Problem to solve: Reproduce each line from the records that holds "Zagłoba".

——————————

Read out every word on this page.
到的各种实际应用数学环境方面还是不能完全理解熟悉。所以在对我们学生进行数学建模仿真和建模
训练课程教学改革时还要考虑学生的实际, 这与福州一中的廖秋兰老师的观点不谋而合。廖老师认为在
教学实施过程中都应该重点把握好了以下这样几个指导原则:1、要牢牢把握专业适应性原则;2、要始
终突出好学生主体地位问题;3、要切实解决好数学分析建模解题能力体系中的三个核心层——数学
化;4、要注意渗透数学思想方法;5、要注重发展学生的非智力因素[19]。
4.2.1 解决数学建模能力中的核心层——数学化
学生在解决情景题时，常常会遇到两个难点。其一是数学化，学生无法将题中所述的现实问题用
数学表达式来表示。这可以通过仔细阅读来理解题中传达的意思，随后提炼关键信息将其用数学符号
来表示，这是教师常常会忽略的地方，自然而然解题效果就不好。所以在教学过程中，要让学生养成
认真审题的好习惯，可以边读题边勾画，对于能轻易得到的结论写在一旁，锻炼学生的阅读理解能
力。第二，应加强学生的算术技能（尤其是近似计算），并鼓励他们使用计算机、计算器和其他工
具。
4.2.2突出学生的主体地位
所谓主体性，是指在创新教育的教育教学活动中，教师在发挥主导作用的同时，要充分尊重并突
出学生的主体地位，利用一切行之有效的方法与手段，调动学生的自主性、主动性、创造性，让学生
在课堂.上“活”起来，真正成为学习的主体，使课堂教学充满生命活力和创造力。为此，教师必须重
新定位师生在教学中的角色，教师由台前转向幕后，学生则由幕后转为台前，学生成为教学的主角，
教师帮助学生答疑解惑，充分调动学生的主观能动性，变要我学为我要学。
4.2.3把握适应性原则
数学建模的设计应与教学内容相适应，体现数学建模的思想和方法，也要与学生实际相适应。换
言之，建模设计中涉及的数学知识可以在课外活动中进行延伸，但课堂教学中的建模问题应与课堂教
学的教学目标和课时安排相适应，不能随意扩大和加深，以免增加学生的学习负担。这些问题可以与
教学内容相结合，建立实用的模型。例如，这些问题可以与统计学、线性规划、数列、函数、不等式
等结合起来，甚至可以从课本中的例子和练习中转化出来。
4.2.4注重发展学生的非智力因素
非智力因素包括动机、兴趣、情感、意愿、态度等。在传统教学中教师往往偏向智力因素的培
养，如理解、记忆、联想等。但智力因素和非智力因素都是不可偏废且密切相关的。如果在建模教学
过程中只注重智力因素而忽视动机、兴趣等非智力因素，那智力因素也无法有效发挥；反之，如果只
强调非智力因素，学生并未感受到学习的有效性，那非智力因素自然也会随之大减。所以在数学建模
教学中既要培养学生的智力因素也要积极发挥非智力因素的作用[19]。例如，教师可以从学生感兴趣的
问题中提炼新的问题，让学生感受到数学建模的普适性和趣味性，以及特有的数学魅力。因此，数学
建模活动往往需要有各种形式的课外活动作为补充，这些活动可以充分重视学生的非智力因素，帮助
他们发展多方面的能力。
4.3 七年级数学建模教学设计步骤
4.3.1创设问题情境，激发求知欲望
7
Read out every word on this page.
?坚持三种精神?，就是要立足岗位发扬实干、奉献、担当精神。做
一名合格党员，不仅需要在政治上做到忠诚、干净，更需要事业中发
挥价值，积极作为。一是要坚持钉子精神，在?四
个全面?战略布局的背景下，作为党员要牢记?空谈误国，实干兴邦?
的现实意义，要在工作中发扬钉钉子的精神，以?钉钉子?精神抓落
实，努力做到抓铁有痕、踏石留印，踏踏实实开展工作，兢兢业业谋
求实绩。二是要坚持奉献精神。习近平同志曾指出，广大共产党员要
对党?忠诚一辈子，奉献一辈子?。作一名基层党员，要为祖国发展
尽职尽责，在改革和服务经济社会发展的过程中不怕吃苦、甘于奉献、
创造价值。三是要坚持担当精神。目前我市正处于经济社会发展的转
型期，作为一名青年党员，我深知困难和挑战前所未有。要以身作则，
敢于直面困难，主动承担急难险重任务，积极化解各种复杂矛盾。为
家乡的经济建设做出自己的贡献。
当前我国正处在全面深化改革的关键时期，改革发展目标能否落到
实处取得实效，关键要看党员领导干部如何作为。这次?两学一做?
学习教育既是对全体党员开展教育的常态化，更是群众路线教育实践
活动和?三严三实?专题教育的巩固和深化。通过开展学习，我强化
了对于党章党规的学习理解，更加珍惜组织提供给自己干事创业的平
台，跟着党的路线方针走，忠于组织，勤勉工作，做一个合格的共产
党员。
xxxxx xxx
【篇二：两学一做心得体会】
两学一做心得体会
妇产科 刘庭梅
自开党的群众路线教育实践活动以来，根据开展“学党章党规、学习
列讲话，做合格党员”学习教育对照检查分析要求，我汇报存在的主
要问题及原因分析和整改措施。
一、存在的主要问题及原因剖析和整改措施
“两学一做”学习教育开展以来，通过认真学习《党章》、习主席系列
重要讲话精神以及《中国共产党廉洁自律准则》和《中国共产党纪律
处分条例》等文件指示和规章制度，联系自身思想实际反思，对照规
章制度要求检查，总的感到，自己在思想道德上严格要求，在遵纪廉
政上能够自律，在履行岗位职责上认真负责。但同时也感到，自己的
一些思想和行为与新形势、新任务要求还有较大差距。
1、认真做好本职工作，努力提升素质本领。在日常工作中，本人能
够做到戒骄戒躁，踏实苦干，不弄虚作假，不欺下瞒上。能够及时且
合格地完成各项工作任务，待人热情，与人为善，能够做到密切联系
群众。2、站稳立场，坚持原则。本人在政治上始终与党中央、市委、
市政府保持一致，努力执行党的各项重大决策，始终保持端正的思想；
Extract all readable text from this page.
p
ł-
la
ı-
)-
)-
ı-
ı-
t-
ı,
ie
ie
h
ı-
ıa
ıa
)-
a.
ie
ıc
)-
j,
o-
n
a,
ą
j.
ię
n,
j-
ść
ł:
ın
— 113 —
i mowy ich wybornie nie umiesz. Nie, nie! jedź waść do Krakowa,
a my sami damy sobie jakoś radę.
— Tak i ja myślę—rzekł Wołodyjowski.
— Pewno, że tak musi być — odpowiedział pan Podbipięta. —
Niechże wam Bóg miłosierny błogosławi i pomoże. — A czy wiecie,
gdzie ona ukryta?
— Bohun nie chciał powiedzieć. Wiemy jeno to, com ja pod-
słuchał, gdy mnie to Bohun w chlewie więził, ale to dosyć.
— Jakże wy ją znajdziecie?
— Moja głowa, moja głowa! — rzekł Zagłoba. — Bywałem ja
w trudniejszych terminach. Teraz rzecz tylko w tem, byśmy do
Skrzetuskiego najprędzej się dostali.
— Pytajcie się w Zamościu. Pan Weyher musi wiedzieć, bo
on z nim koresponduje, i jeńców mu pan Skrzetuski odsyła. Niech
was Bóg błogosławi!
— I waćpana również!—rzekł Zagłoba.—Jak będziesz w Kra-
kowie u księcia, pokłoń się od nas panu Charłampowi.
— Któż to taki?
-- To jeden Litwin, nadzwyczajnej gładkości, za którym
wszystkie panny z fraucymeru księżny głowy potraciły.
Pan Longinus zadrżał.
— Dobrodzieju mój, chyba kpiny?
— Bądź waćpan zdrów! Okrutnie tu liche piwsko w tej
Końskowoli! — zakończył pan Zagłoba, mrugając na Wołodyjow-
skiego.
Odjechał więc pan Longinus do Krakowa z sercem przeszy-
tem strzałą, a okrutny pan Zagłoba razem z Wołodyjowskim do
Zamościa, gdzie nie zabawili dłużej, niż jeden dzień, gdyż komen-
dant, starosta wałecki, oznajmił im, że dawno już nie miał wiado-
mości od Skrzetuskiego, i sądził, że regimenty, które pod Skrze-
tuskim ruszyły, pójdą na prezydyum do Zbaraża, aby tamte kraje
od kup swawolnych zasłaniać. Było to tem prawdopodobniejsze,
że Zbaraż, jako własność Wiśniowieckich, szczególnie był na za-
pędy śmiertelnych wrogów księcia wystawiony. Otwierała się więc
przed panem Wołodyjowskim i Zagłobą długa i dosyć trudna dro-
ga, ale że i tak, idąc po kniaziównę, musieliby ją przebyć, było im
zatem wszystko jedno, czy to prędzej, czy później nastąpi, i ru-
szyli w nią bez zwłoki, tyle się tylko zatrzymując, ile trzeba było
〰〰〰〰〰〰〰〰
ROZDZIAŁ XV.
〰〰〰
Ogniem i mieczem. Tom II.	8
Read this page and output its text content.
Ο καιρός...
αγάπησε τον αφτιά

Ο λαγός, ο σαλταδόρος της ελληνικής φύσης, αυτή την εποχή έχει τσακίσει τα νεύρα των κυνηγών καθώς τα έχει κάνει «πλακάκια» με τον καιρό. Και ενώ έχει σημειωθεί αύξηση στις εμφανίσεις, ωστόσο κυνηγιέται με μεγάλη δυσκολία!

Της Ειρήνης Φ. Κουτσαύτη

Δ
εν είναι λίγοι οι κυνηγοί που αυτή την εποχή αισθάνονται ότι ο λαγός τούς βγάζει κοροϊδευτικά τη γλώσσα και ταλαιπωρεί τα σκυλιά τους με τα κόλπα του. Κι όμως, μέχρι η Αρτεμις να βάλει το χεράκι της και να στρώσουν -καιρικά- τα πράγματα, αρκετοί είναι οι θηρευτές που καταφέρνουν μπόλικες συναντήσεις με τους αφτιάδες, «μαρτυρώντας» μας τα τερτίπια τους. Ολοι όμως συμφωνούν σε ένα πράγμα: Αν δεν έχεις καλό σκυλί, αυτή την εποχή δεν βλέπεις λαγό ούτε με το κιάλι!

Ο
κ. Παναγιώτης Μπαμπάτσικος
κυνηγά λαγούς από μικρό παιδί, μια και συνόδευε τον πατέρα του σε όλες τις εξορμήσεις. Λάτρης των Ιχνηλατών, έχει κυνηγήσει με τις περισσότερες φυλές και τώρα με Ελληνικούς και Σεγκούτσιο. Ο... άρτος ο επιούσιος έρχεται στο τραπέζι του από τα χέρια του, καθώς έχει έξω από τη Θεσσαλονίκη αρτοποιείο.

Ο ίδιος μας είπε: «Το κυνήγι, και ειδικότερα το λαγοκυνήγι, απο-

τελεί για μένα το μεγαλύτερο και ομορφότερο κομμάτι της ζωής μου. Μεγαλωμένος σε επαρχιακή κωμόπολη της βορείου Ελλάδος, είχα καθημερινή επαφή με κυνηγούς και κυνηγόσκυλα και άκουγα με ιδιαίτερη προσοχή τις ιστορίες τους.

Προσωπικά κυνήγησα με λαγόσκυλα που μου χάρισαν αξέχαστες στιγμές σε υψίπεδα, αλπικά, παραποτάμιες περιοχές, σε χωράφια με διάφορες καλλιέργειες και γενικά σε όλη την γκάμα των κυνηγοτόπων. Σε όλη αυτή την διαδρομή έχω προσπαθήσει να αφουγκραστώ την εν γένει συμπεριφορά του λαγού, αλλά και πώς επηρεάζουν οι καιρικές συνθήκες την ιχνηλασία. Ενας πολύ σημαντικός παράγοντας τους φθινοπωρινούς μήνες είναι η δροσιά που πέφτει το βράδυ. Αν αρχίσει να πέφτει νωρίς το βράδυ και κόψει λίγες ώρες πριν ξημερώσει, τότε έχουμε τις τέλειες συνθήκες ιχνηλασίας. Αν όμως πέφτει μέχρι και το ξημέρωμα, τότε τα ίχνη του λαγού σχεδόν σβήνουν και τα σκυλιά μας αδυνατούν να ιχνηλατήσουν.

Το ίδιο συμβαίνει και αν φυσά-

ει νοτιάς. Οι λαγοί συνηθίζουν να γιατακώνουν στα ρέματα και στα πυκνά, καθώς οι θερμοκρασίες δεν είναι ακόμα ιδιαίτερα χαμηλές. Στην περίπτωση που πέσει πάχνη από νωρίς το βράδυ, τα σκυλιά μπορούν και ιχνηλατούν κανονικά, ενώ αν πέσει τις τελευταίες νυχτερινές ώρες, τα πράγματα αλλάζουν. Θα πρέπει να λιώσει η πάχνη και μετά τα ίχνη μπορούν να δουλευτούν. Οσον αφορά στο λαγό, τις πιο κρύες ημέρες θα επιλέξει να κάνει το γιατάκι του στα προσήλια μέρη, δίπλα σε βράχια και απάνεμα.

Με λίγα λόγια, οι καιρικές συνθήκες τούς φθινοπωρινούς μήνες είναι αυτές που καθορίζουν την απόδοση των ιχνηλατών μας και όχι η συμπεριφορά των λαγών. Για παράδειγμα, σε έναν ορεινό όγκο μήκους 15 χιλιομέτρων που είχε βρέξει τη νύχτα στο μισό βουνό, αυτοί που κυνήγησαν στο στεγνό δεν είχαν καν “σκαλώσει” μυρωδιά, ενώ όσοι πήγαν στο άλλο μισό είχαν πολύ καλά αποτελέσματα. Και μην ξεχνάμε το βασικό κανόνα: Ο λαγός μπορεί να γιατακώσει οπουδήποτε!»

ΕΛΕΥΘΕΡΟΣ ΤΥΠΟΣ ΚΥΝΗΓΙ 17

——————————

Correct answer:
— Moja głowa, moja głowa! — rzekł Zagłoba. — Bywałem ja
— I waćpana również!—rzekł Zagłoba.—Jak będziesz w Kra-
Końskowoli! — zakończył pan Zagłoba, mrugając na Wołodyjow-
tem strzałą, a okrutny pan Zagłoba razem z Wołodyjowskim do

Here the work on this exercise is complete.